Check every line of the entries that follow, and copy the ones containing "color".

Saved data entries
========================================
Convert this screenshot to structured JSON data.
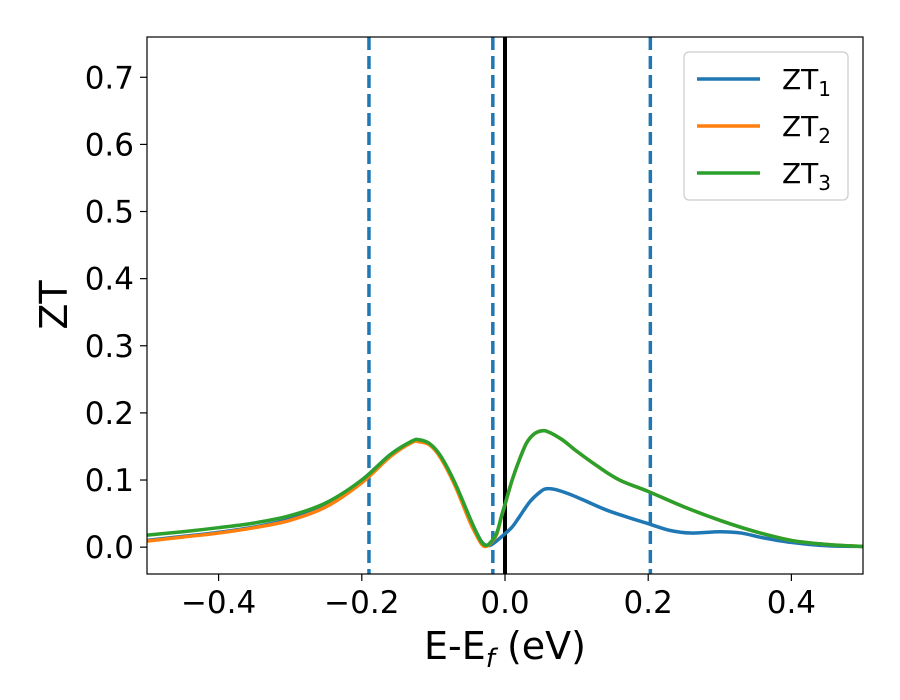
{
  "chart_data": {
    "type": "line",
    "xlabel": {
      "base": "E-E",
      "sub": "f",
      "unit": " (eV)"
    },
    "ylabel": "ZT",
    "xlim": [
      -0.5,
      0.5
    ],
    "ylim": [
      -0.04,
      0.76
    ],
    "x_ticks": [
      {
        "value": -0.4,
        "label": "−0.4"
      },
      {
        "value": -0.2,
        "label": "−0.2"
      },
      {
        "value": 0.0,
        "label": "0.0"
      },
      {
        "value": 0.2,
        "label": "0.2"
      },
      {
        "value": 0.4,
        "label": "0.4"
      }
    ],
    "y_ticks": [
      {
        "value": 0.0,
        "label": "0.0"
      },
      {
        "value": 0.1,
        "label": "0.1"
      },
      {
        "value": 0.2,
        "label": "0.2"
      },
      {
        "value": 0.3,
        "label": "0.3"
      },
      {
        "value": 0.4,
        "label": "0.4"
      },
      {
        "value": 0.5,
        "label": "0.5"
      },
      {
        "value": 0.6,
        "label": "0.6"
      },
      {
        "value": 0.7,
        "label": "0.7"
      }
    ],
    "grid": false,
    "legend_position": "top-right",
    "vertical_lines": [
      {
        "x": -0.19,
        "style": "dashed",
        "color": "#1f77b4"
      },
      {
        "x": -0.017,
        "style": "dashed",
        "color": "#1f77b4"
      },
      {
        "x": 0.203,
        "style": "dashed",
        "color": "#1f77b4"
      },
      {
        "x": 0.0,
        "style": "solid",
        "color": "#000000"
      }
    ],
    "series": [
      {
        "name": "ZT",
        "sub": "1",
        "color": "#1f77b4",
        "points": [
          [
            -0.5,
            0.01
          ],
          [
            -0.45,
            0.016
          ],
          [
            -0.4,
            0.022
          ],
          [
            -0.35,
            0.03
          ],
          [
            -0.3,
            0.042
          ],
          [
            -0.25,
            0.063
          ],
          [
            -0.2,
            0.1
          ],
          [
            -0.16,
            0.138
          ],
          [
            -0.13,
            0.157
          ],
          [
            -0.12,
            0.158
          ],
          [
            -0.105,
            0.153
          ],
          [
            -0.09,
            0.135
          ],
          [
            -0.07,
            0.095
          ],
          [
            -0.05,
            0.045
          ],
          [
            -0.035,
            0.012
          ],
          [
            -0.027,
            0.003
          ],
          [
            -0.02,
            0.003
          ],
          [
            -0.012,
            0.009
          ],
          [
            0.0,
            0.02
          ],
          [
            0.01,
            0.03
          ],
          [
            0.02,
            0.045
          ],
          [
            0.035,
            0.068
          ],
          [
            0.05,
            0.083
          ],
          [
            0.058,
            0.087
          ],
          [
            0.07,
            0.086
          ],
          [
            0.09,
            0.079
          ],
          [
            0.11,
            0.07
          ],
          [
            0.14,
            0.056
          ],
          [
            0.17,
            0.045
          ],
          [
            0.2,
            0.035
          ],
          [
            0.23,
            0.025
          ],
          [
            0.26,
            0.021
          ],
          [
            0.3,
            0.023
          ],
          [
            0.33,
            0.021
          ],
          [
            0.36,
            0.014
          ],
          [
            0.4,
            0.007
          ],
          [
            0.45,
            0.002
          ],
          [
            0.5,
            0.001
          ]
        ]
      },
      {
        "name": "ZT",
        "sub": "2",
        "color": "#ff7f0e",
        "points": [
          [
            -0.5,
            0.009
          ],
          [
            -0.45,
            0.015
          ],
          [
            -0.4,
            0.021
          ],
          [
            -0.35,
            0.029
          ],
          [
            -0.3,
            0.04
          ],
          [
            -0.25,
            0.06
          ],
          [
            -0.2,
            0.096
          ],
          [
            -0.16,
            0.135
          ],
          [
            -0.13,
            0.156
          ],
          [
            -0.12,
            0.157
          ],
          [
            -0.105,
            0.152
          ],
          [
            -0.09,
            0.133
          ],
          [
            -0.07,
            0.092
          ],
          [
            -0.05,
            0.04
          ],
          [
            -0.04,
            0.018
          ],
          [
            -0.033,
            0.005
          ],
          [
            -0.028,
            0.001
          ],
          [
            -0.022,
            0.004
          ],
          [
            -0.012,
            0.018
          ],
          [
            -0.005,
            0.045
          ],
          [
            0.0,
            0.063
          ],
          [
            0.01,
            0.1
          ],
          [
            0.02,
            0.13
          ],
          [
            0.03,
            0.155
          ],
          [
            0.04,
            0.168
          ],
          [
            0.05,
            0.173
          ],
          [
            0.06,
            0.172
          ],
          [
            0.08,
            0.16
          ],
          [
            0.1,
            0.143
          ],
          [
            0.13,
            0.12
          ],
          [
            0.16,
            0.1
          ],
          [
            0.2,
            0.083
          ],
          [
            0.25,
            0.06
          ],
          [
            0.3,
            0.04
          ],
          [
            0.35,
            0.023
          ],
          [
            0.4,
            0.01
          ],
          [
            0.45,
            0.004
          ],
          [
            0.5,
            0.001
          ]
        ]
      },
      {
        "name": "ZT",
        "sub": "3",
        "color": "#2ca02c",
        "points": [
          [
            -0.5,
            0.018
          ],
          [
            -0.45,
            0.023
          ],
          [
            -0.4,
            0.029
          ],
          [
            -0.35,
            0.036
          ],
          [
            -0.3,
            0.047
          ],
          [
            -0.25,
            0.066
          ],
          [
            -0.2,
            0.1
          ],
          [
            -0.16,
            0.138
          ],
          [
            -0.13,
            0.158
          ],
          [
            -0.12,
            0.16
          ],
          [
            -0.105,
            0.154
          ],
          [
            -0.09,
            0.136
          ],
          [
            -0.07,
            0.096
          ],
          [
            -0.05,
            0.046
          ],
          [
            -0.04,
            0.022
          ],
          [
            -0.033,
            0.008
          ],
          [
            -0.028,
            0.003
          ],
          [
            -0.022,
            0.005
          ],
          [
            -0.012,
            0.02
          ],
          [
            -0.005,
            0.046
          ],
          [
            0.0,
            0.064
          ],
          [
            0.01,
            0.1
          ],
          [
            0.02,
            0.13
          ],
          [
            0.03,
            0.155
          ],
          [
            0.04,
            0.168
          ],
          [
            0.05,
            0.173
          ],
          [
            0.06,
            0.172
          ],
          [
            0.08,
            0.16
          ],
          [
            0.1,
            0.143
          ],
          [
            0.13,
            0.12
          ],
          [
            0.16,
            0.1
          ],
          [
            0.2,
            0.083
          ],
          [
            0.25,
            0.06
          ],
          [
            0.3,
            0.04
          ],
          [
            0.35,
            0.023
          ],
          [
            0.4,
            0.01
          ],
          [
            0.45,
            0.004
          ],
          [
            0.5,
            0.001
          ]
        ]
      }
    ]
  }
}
========================================
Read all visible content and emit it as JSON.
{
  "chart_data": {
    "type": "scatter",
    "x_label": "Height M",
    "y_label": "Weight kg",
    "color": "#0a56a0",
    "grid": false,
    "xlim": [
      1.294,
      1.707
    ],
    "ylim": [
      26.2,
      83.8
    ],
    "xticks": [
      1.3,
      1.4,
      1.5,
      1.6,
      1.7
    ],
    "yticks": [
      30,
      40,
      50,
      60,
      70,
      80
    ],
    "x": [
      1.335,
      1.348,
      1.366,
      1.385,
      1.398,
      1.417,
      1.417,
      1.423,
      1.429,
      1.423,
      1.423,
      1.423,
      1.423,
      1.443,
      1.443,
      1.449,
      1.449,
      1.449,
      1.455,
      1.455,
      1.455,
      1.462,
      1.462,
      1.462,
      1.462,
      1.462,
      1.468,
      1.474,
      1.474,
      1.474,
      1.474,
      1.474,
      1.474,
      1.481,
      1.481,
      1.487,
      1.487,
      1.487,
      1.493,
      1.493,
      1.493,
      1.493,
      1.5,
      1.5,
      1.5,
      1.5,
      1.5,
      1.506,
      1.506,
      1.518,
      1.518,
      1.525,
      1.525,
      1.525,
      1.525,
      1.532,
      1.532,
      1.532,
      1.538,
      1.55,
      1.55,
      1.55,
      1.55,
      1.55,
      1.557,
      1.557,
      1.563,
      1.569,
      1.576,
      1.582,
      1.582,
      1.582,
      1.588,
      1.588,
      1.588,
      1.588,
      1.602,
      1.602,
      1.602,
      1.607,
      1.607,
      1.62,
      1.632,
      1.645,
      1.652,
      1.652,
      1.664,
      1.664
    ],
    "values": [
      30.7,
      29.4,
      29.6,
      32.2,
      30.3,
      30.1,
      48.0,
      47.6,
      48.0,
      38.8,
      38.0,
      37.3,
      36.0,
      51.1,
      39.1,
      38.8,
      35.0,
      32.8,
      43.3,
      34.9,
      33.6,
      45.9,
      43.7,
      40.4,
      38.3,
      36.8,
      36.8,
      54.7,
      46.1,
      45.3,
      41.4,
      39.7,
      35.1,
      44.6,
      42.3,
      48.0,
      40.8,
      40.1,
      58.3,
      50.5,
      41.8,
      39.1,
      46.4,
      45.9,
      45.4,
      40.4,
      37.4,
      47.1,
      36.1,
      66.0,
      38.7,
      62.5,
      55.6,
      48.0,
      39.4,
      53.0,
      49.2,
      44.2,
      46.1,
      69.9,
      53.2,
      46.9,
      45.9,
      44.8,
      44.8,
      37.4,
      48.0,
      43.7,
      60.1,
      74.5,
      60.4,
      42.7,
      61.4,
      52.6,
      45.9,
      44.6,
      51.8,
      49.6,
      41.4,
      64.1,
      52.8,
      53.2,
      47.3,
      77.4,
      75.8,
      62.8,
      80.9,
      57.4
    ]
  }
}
========================================
■ **SOLUTION**:
        "color": "#1f77b4"
        "color": "#1f77b4"
        "color": "#1f77b4"
        "color": "#000000"
        "color": "#1f77b4",
        "color": "#ff7f0e",
        "color": "#2ca02c",
    "color": "#0a56a0",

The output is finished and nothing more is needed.